**Written problem:** Images appear in the records below; leave them out and repeat everything else exactly.

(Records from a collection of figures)
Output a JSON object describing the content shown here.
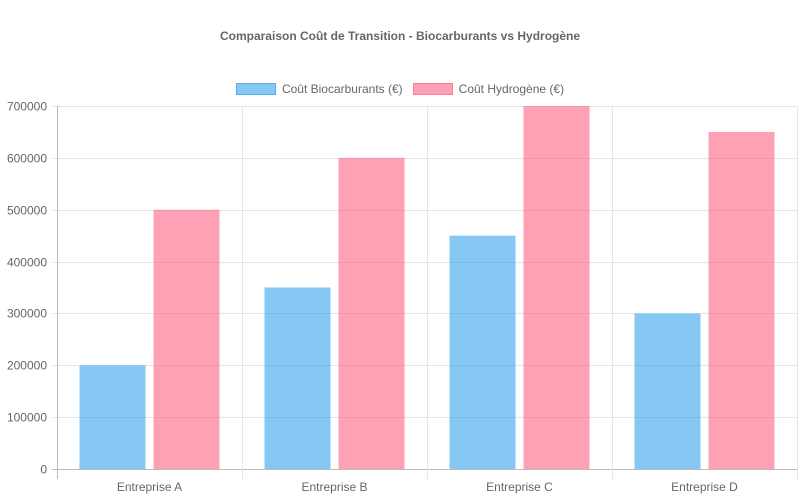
{
  "chart_data": {
    "type": "bar",
    "title": "Comparaison Coût de Transition - Biocarburants vs Hydrogène",
    "categories": [
      "Entreprise A",
      "Entreprise B",
      "Entreprise C",
      "Entreprise D"
    ],
    "series": [
      {
        "name": "Coût Biocarburants (€)",
        "values": [
          200000,
          350000,
          450000,
          300000
        ],
        "color": "#36a2eb",
        "fill": "rgba(54,162,235,0.6)"
      },
      {
        "name": "Coût Hydrogène (€)",
        "values": [
          500000,
          600000,
          700000,
          650000
        ],
        "color": "#ff6384",
        "fill": "rgba(255,99,132,0.6)"
      }
    ],
    "xlabel": "",
    "ylabel": "",
    "ylim": [
      0,
      700000
    ],
    "yticks": [
      "0",
      "100000",
      "200000",
      "300000",
      "400000",
      "500000",
      "600000",
      "700000"
    ],
    "grid": true,
    "legend_position": "top"
  }
}
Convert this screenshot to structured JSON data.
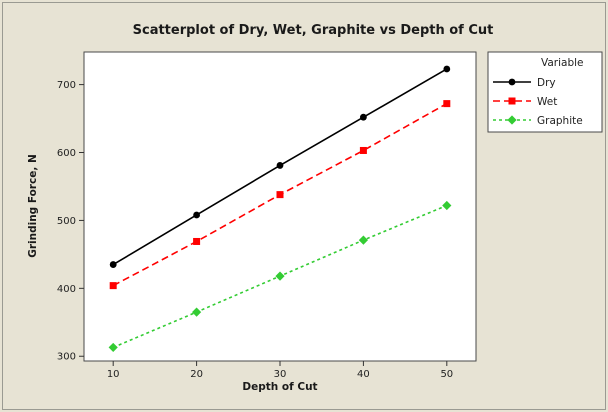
{
  "chart_data": {
    "type": "scatter",
    "title": "Scatterplot of Dry, Wet, Graphite vs Depth of Cut",
    "xlabel": "Depth of Cut",
    "ylabel": "Grinding Force, N",
    "x": [
      10,
      20,
      30,
      40,
      50
    ],
    "x_ticks": [
      10,
      20,
      30,
      40,
      50
    ],
    "y_ticks": [
      300,
      400,
      500,
      600,
      700
    ],
    "xlim": [
      6.5,
      53.5
    ],
    "ylim": [
      293,
      748
    ],
    "grid": false,
    "legend": {
      "title": "Variable",
      "placement": "top-right, outside plot"
    },
    "series": [
      {
        "name": "Dry",
        "values": [
          435,
          508,
          581,
          652,
          723
        ],
        "color": "#000000",
        "marker": "circle",
        "line": "solid"
      },
      {
        "name": "Wet",
        "values": [
          404,
          469,
          538,
          603,
          672
        ],
        "color": "#ff0000",
        "marker": "square",
        "line": "dashed"
      },
      {
        "name": "Graphite",
        "values": [
          313,
          365,
          418,
          471,
          522
        ],
        "color": "#33cc33",
        "marker": "diamond",
        "line": "dotted"
      }
    ],
    "background": {
      "outer": "#e7e3d4",
      "plot": "#ffffff"
    }
  }
}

**Right answer:**
Output a JSON object describing the content shown here.
{
  "chart_data": {
    "type": "bar",
    "title": "Comparaison Coût de Transition - Biocarburants vs Hydrogène",
    "categories": [
      "Entreprise A",
      "Entreprise B",
      "Entreprise C",
      "Entreprise D"
    ],
    "series": [
      {
        "name": "Coût Biocarburants (€)",
        "values": [
          200000,
          350000,
          450000,
          300000
        ],
        "color": "#36a2eb",
        "fill": "rgba(54,162,235,0.6)"
      },
      {
        "name": "Coût Hydrogène (€)",
        "values": [
          500000,
          600000,
          700000,
          650000
        ],
        "color": "#ff6384",
        "fill": "rgba(255,99,132,0.6)"
      }
    ],
    "xlabel": "",
    "ylabel": "",
    "ylim": [
      0,
      700000
    ],
    "yticks": [
      "0",
      "100000",
      "200000",
      "300000",
      "400000",
      "500000",
      "600000",
      "700000"
    ],
    "grid": true,
    "legend_position": "top"
  }
}
Convert this screenshot to structured JSON data.
{
  "chart_data": {
    "type": "scatter",
    "title": "Scatterplot of Dry, Wet, Graphite vs Depth of Cut",
    "xlabel": "Depth of Cut",
    "ylabel": "Grinding Force, N",
    "x": [
      10,
      20,
      30,
      40,
      50
    ],
    "x_ticks": [
      10,
      20,
      30,
      40,
      50
    ],
    "y_ticks": [
      300,
      400,
      500,
      600,
      700
    ],
    "xlim": [
      6.5,
      53.5
    ],
    "ylim": [
      293,
      748
    ],
    "grid": false,
    "legend": {
      "title": "Variable",
      "placement": "top-right, outside plot"
    },
    "series": [
      {
        "name": "Dry",
        "values": [
          435,
          508,
          581,
          652,
          723
        ],
        "color": "#000000",
        "marker": "circle",
        "line": "solid"
      },
      {
        "name": "Wet",
        "values": [
          404,
          469,
          538,
          603,
          672
        ],
        "color": "#ff0000",
        "marker": "square",
        "line": "dashed"
      },
      {
        "name": "Graphite",
        "values": [
          313,
          365,
          418,
          471,
          522
        ],
        "color": "#33cc33",
        "marker": "diamond",
        "line": "dotted"
      }
    ],
    "background": {
      "outer": "#e7e3d4",
      "plot": "#ffffff"
    }
  }
}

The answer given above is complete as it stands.